● YOUR INSTRUCTIONS
Please say how many lines in the records below contain the word "after", giving the number alone.

(Figure collection entries)
- - - -
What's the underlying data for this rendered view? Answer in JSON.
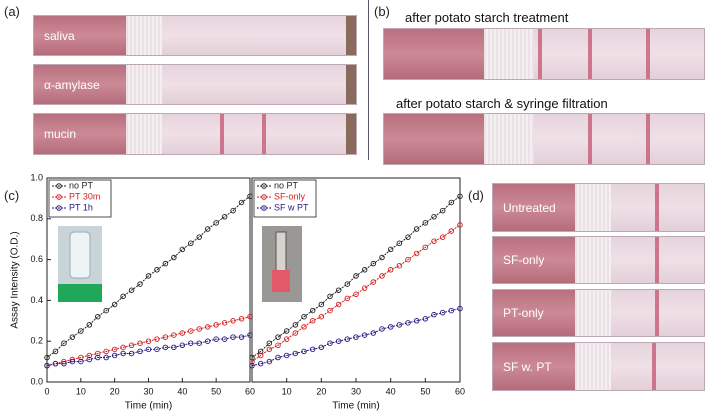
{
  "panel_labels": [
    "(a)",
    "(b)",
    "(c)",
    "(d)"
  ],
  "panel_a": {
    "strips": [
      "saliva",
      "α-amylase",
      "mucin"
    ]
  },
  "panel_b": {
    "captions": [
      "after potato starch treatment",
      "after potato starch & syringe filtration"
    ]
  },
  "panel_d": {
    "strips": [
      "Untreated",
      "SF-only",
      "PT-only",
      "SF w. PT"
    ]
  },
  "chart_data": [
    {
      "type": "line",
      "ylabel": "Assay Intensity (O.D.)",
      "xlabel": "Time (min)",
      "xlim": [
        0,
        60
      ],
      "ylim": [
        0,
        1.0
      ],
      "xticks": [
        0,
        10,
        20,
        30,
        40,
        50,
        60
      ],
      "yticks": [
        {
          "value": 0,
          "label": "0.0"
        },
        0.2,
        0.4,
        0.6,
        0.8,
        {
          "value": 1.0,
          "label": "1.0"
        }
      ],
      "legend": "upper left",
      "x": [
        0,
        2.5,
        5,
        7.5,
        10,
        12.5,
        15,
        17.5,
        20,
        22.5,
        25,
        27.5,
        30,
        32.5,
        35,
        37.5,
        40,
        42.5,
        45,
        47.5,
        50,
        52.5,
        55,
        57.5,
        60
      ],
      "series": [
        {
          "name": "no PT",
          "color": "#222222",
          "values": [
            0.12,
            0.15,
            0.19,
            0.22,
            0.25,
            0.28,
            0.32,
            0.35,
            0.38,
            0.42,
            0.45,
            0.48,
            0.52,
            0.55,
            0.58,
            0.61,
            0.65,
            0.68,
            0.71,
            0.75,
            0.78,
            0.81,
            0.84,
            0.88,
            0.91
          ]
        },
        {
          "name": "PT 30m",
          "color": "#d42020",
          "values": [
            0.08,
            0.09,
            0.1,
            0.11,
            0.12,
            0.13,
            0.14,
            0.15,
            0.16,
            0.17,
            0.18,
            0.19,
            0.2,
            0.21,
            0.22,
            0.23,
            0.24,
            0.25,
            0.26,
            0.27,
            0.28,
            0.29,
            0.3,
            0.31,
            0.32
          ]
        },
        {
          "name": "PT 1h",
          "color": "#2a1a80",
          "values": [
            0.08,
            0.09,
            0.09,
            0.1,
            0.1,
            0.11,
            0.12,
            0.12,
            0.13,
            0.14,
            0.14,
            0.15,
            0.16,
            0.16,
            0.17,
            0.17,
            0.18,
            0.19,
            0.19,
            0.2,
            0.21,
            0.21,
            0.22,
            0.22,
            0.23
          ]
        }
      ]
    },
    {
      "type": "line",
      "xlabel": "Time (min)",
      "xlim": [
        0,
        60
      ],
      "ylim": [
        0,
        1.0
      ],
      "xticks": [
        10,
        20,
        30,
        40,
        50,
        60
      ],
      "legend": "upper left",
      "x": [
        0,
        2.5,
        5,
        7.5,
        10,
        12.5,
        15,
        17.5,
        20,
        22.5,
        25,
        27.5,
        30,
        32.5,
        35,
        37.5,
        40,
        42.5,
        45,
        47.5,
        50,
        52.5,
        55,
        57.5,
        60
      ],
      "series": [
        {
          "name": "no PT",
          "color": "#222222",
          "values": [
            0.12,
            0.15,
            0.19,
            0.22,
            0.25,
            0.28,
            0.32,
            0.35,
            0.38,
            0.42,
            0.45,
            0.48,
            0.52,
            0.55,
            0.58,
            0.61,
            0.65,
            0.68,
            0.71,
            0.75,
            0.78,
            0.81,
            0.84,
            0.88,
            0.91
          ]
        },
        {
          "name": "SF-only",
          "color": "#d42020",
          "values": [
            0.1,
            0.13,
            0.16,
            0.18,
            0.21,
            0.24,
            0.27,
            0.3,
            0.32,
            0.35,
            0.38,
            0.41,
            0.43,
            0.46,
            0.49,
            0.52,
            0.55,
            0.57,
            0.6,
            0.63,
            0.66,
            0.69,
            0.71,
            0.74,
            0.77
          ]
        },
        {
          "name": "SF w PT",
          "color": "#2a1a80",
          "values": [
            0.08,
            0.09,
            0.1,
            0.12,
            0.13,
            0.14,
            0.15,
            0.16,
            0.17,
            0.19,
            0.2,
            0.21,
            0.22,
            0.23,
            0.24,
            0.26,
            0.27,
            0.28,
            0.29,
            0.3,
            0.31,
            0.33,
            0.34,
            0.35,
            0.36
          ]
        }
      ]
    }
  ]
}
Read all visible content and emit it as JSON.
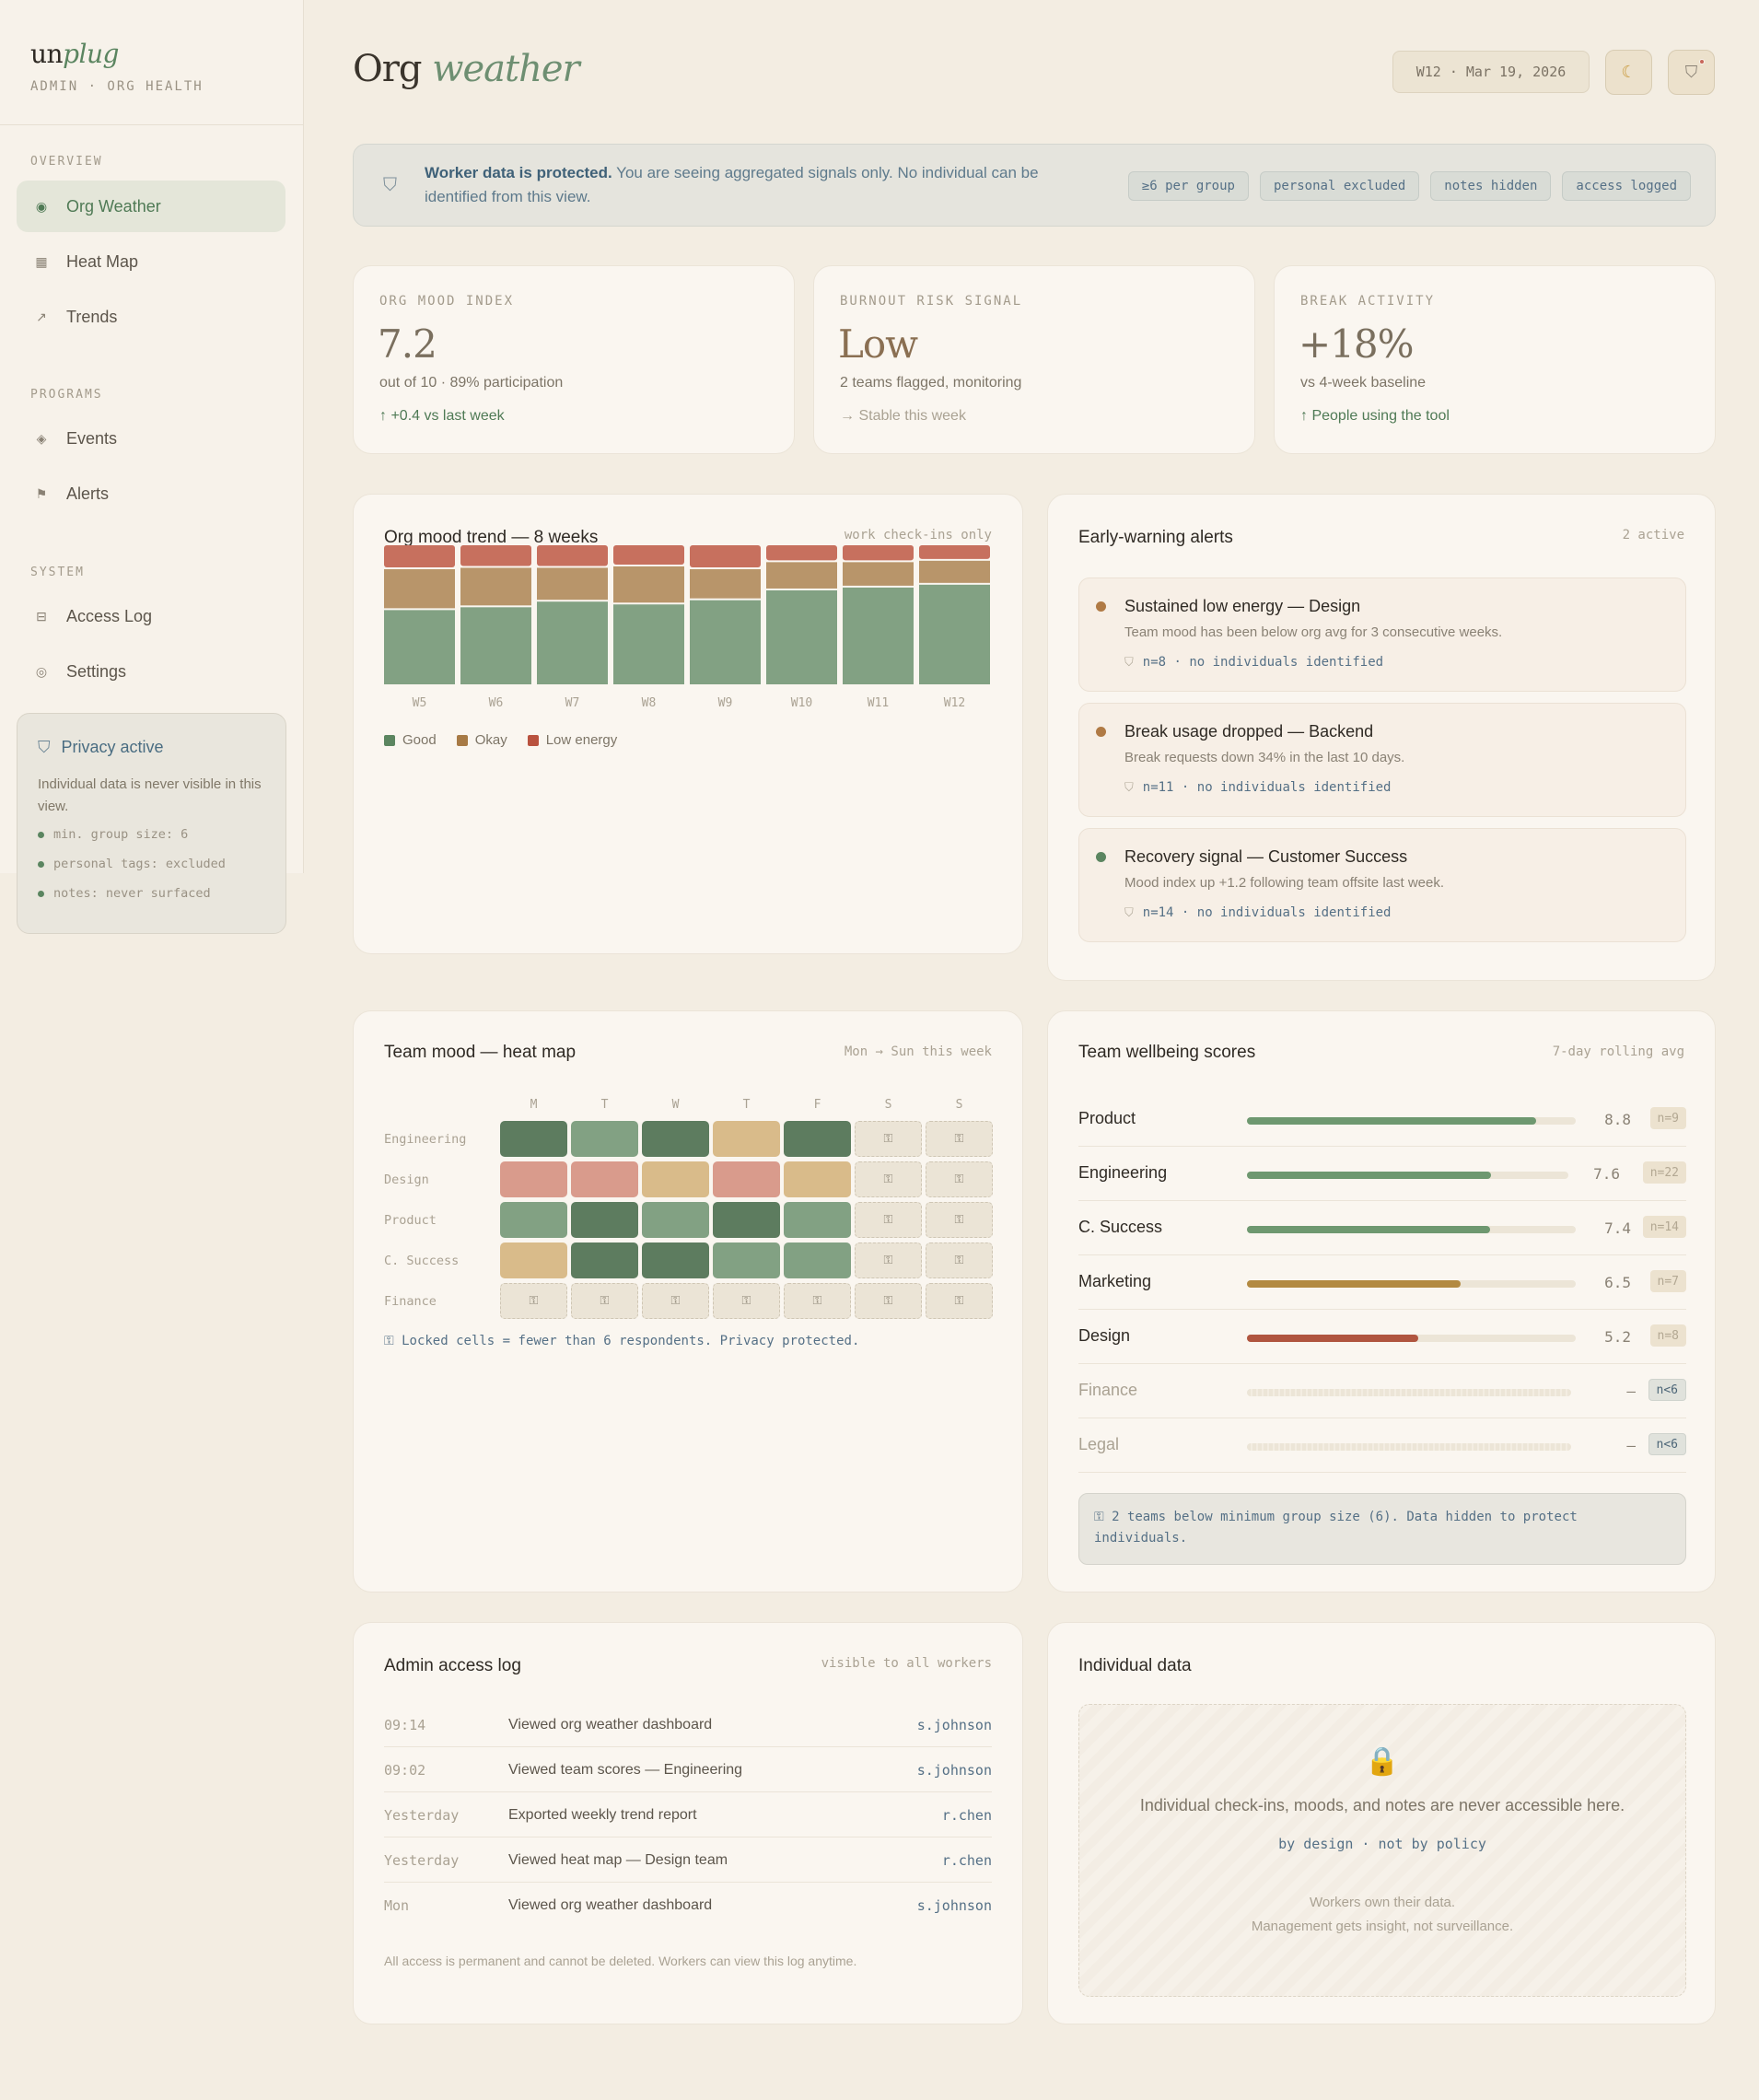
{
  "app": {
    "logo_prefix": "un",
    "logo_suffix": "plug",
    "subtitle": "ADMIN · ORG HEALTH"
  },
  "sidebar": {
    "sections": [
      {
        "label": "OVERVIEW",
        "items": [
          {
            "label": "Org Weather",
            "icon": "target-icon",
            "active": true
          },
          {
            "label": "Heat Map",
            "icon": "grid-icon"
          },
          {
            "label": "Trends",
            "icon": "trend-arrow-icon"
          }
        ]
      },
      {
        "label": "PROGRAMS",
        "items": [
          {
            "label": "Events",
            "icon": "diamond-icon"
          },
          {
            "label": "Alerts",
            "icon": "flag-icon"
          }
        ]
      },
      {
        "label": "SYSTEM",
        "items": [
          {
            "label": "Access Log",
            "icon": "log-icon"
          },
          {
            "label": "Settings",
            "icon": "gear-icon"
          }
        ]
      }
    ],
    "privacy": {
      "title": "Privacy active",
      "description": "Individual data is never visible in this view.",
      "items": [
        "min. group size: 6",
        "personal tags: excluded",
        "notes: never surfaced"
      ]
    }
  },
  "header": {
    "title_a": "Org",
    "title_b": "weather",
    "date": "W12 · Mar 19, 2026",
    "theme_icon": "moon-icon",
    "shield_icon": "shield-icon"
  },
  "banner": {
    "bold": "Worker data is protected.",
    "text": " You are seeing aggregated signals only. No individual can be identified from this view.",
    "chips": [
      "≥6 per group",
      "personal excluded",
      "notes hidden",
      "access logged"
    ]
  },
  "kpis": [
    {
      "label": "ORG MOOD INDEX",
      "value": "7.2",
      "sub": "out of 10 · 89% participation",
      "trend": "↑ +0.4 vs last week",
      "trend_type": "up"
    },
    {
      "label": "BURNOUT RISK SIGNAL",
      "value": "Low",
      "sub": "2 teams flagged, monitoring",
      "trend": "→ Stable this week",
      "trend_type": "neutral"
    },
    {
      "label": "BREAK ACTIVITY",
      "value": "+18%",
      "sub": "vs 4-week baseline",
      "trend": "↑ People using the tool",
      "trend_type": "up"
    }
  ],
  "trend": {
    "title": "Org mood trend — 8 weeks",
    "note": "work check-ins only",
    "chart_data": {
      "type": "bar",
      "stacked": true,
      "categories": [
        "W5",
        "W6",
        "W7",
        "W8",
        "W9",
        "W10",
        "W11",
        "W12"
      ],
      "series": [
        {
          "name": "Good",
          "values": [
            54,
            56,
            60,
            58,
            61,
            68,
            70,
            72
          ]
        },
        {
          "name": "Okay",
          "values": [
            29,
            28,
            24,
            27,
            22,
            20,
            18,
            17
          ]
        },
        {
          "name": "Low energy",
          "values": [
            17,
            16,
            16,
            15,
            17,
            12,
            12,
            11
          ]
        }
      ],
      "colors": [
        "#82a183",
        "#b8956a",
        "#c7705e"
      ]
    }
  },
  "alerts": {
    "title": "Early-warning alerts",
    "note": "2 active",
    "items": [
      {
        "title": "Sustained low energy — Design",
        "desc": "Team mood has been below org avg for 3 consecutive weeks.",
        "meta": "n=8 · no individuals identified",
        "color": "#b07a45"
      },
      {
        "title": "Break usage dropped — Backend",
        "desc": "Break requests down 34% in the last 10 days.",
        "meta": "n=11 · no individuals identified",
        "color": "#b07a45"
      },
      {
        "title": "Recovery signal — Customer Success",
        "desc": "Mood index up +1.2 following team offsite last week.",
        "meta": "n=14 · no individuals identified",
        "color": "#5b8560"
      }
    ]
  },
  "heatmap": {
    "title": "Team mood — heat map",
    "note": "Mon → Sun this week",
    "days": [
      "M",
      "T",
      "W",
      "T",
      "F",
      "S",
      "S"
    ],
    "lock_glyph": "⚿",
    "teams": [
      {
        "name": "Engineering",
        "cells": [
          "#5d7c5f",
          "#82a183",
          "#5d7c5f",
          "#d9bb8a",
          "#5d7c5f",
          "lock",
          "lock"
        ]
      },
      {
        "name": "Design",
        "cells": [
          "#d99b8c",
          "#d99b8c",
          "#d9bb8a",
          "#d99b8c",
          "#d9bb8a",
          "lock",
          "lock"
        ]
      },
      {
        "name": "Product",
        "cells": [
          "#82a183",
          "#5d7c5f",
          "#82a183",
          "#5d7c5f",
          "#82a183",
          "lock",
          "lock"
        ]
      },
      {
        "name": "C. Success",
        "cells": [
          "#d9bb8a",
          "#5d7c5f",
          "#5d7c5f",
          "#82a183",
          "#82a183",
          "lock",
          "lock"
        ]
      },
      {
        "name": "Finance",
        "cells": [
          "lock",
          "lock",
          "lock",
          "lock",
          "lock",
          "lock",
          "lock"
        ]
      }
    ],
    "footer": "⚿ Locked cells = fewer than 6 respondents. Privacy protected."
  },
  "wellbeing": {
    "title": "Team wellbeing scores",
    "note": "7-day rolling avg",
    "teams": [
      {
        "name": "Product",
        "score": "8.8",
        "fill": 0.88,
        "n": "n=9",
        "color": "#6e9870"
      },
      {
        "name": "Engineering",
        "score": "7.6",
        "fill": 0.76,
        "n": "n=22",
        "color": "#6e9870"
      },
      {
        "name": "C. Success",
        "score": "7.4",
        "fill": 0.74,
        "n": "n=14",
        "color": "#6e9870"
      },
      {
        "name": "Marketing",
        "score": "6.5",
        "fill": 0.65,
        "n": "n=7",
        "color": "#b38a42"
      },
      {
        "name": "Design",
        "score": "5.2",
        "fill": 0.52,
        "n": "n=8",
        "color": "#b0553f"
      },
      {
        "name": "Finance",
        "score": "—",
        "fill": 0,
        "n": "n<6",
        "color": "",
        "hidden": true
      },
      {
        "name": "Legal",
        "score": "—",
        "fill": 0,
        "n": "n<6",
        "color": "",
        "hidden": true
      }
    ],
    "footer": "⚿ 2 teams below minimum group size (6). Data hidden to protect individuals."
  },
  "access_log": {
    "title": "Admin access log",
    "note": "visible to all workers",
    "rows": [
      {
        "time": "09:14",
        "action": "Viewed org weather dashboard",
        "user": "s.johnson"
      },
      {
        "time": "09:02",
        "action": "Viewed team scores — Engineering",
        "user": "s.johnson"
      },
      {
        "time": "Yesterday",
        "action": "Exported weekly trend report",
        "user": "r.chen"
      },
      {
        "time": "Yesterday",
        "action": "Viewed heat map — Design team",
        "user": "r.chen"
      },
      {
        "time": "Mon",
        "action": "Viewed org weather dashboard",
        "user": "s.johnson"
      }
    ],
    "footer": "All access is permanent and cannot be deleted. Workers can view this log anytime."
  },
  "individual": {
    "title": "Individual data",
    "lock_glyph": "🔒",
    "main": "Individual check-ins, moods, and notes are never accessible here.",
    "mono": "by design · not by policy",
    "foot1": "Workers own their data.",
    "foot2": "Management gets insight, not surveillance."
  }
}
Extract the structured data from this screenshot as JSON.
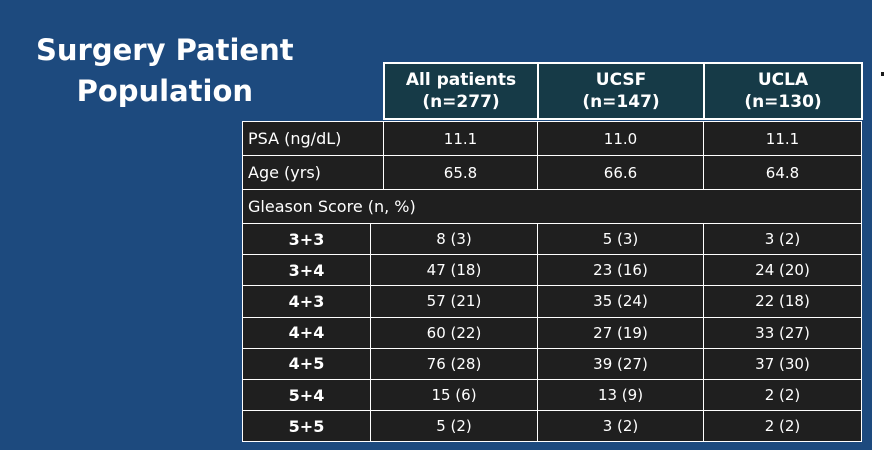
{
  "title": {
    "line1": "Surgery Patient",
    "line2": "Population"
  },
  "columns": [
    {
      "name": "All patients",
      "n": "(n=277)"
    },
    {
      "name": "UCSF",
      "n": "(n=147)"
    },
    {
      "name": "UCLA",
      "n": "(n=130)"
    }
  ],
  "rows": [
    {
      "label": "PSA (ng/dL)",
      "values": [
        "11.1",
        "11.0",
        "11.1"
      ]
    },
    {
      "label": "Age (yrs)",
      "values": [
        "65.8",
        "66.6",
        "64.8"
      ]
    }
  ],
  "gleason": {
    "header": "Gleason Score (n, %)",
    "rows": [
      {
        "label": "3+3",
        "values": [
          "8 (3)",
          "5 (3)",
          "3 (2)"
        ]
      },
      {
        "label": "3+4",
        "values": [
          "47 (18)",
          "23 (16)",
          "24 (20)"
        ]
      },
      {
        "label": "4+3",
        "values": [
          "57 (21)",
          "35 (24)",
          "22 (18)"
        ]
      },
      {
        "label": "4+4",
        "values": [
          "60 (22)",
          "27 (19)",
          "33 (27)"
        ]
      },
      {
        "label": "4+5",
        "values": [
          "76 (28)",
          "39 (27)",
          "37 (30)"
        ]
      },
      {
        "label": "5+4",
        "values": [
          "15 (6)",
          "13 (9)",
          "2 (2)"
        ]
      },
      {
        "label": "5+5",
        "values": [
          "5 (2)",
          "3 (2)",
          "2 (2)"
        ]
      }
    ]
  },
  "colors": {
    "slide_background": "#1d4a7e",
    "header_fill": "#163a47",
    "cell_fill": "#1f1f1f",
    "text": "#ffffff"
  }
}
- - - -
● EXERCISE ANSWER
2